> _Yazılı Görevler_:
1. Kıbrıs'taki yabancı mülk alımlarıyla ilgili metne göre yabancı uyruklu bireyler yasal denetimden hangi yolla kaçınıyor?
2. Kıbrıs'ta yabancıların gayrimenkul alımlarını anlatan metni kaldığı yerden devam ettirin.

> _Kaynak Metin_:
┏━━
Fileleftheros gazetesinden gazeteci Fanis Makridis’in “Yabancılar mevzuatı atlayarak Kıbrıs'ın tamamını satın alıyor. Gayrimenkul fiyatları hızla artıyor!” başlıklı haberine okuyuculardan yorum yağdı.
Haberde yabancıların Kıbrıs’ta arazi satın alarak fiyatları yükselttiği ve bu durumun yerel halkın konut edinmesini zorlaştırdığına vurgu yapıldı.
Yabancı yatırımcıların herhangi bir ciddi engelle karşılaşmadan Kıbrıs’ta toprak ve gayrimenkul satın alarak fiyatları hızla yükseltmesinden ötürü artan konut fiyatlarının, özellikle yerel genç çiftleri ve konut edinme mücadelesi veren vatandaşları ciddi şekilde etkilediği belirtildi.
Kıbrıs yasalarında yabancıların taşınmaz mülk edinmesine yönelik kısıtlamalar olmasına rağmen, bu yasaların çeşitli yollarla aşıldığına dair ciddi iddialara dikkat çekilen haberde, yabancı uyruklu bireylerin, şirketler aracılığıyla mülk satın alarak yasal denetiminden kaçındığına işaret edildi.
┗━━
> _Veri Bloğu_:
┏━━
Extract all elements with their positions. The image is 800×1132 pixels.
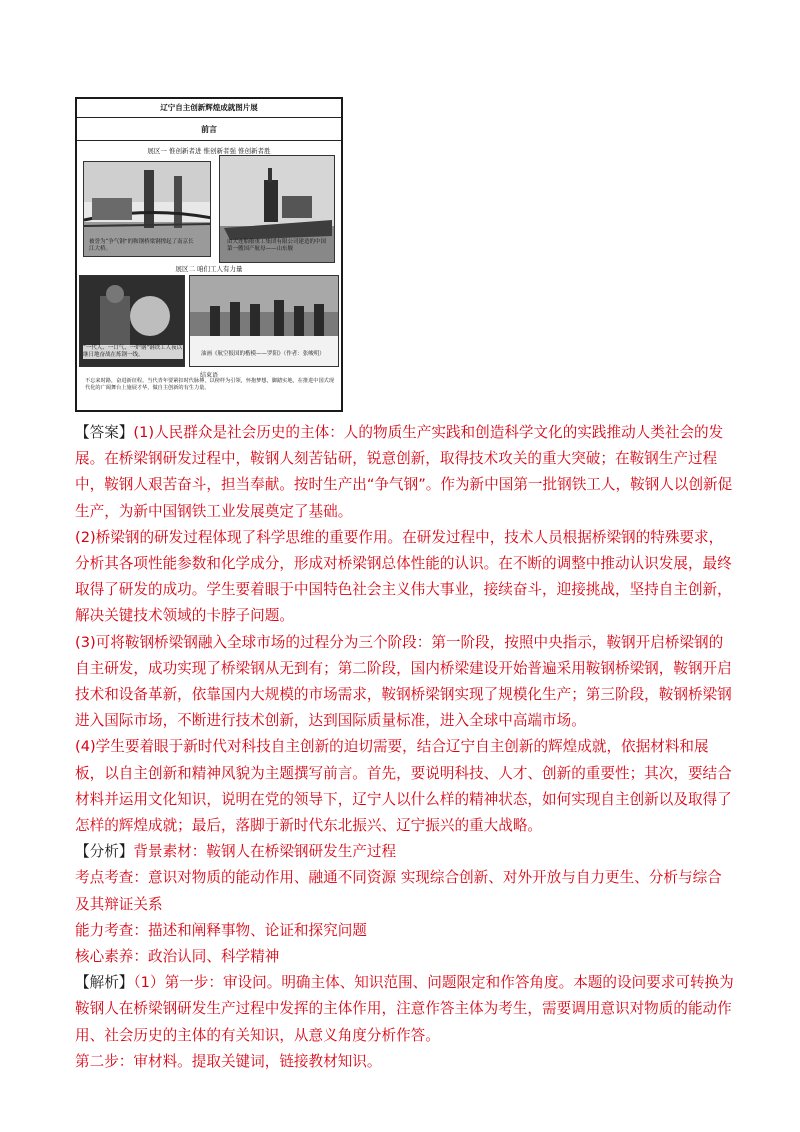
┗━━
> _Yazılı Cevaplar_:
1. Şirketler aracılığıyla mülk satın alarak.

2.
Yeni yasa tasarısı tartışılıyor
DİSİ Milletvekili Nikos Georgiou tarafından Temsilciler Meclisi İçişleri Komitesi’ne sunulan yasa tasarısının tartışılmaya başlandığı kaydedildi ve tasarıda, yabancıların Kıbrıs’ta mülk satın alma sürecini daha şeffaf hale getirecek ve yasa dışı uygulamaları önleyecek düzenlemeler yer aldığı aktarıldı.
Özellikle, avukatlar, muhasebeciler ve emlakçıların "Müşterini Tanı" (Know Your Client - KYC) prosedürüne tabi olacakları ve böylece, bu profesyonellerin, yabancı alıcıların kimliklerini doğrulamak ve finansal kaynaklarını denetlemekle yükümlü olmalarının sağlanacağı bildirildi.
Bu yeni düzenlemeler, kara para aklamayı önleme yasalarına benzer bir kontrol mekanizması oluşturmayı hedefliyor.
Yasa değişikliğinin, yabancı yatırımcıların yasal boşlukları kullanarak Kıbrıs’ta kontrolsüz şekilde mülk edinmelerini sınırlaması bekleniyor.
Ancak, bu düzenlemelerin nasıl uygulanacağı ve ne kadar etkili olacağı konusunda bazı soru işaretleri bulunuyor. Haberde geçmişte de yabancı mülk edinimiyle ilgili yasalar olduğu ancak denetimsizlik nedeniyle yasaların kolayca aşıldığına değinildi.
Kıbrıs’ın güneyindeki mevcut yasaların yabancıların Kıbrıs’ta mülk edinmesine bazı kısıtlamalar getirdiği ve bu sınırlamalara göre bir yabancının, Bakanlar Kurulu’ndan önceden izin almadan taşınmaz mülk satın alamayacağı kaydedilirken, yasa gereği satın alınabilecek arazi miktarının, konut veya iş yeri için "zorunlu alan" olarak tanımlanan 2 dönümü geçmemesi gerektiği vurgulandı.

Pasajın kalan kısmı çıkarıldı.